* **Required task**
Which lines in the records below contain the word "switch"? Copy each of them.

****************************************

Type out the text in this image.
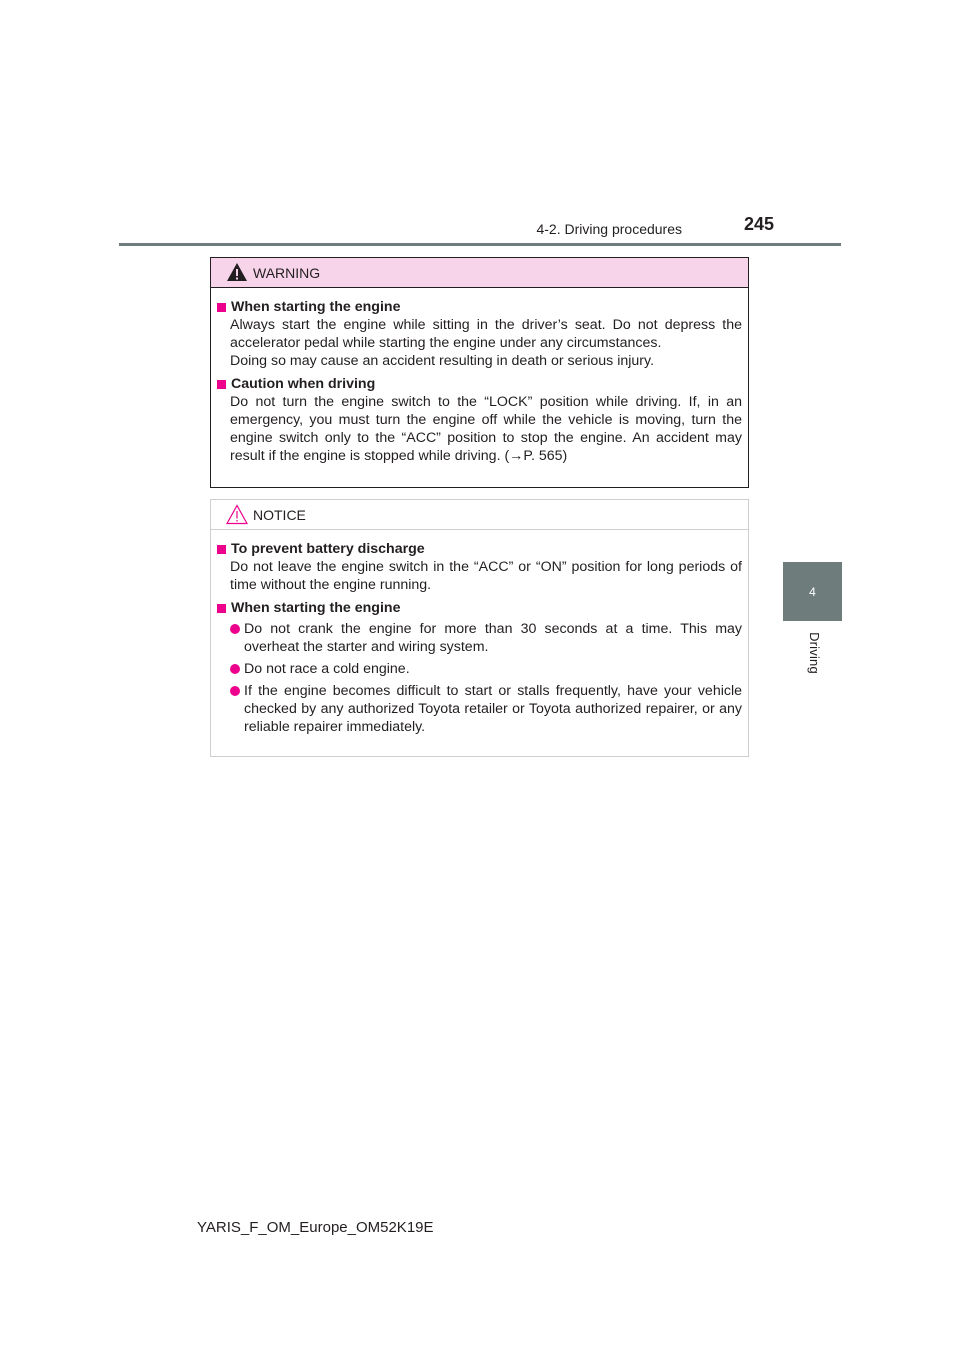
4-2. Driving procedures	245
4
Driving
WARNING
When starting the engine
Always start the engine while sitting in the driver’s seat. Do not depress the accelerator pedal while starting the engine under any circumstances.
Doing so may cause an accident resulting in death or serious injury.
Caution when driving
Do not turn the engine switch to the “LOCK” position while driving. If, in an emergency, you must turn the engine off while the vehicle is moving, turn the engine switch only to the “ACC” position to stop the engine. An accident may result if the engine is stopped while driving. (→P. 565)
NOTICE
To prevent battery discharge
Do not leave the engine switch in the “ACC” or “ON” position for long periods of time without the engine running.
When starting the engine
Do not crank the engine for more than 30 seconds at a time. This may overheat the starter and wiring system.
Do not race a cold engine.
If the engine becomes difficult to start or stalls frequently, have your vehicle checked by any authorized Toyota retailer or Toyota authorized repairer, or any reliable repairer immediately.
YARIS_F_OM_Europe_OM52K19E
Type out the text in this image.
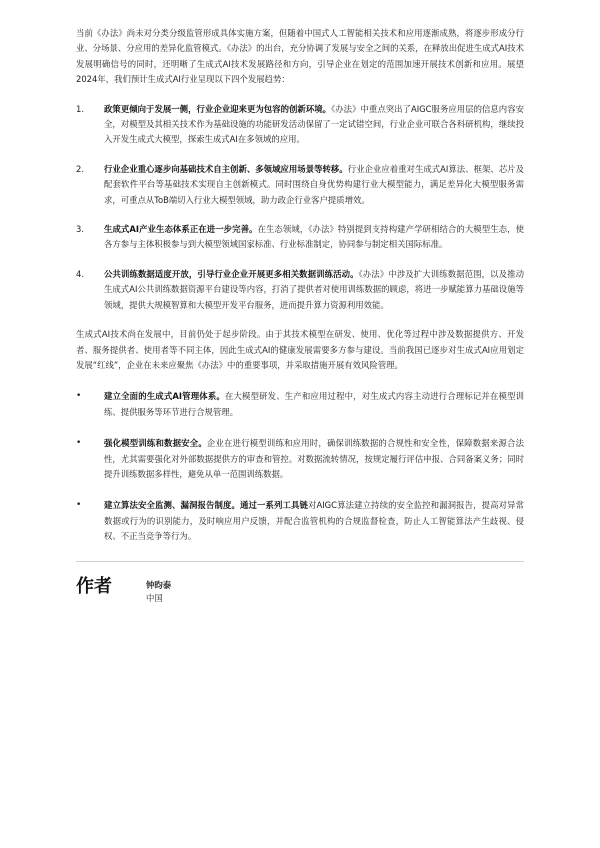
当前《办法》尚未对分类分级监管形成具体实施方案，但随着中国式人工智能相关技术和应用逐渐成熟，将逐步形成分行业、分场景、分应用的差异化监管模式。《办法》的出台，充分协调了发展与安全之间的关系，在释放出促进生成式AI技术发展明确信号的同时，还明晰了生成式AI技术发展路径和方向，引导企业在划定的范围加速开展技术创新和应用。展望2024年，我们预计生成式AI行业呈现以下四个发展趋势：

1.	政策更倾向于发展一侧，行业企业迎来更为包容的创新环境。《办法》中重点突出了AIGC服务应用层的信息内容安全，对模型及其相关技术作为基础设施的功能研发活动保留了一定试错空间，行业企业可联合各科研机构，继续投入开发生成式大模型，探索生成式AI在多领域的应用。

2.	行业企业重心逐步向基础技术自主创新、多领域应用场景等转移。行业企业应着重对生成式AI算法、框架、芯片及配套软件平台等基础技术实现自主创新模式。同时围绕自身优势构建行业大模型能力，满足差异化大模型服务需求，可重点从ToB端切入行业大模型领域，助力政企行业客户提质增效。

3.	生成式AI产业生态体系正在进一步完善。在生态领域，《办法》特别提到支持构建产学研相结合的大模型生态，使各方参与主体积极参与到大模型领域国家标准、行业标准制定，协同参与制定相关国际标准。

4.	公共训练数据适度开放，引导行业企业开展更多相关数据训练活动。《办法》中涉及扩大训练数据范围，以及推动生成式AI公共训练数据资源平台建设等内容，打消了提供者对使用训练数据的顾虑，将进一步赋能算力基础设施等领域，提供大规模智算和大模型开发平台服务，进而提升算力资源利用效能。

生成式AI技术尚在发展中，目前仍处于起步阶段。由于其技术模型在研发、使用、优化等过程中涉及数据提供方、开发者、服务提供者、使用者等不同主体，因此生成式AI的健康发展需要多方参与建设。当前我国已逐步对生成式AI应用划定发展“红线”，企业在未来应聚焦《办法》中的重要事项，并采取措施开展有效风险管理。

•	建立全面的生成式AI管理体系。在大模型研发、生产和应用过程中，对生成式内容主动进行合理标记并在模型训练、提供服务等环节进行合规管理。

•	强化模型训练和数据安全。企业在进行模型训练和应用时，确保训练数据的合规性和安全性，保障数据来源合法性，尤其需要强化对外部数据提供方的审查和管控。对数据流转情况，按规定履行评估申报、合同备案义务；同时提升训练数据多样性，避免从单一范围训练数据。

•	建立算法安全监测、漏洞报告制度。通过一系列工具链对AIGC算法建立持续的安全监控和漏洞报告，提高对异常数据或行为的识别能力，及时响应用户反馈，并配合监管机构的合规监督检查，防止人工智能算法产生歧视、侵权、不正当竞争等行为。

作者	钟昀泰
中国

****************************************

* **Complete answer**
Do not turn the engine switch to the “LOCK” position while driving. If, in an emergency, you must turn the engine off while the vehicle is moving, turn the engine switch only to the “ACC” position to stop the engine. An accident may result if the engine is stopped while driving. (→P. 565)
Do not leave the engine switch in the “ACC” or “ON” position for long periods of time without the engine running.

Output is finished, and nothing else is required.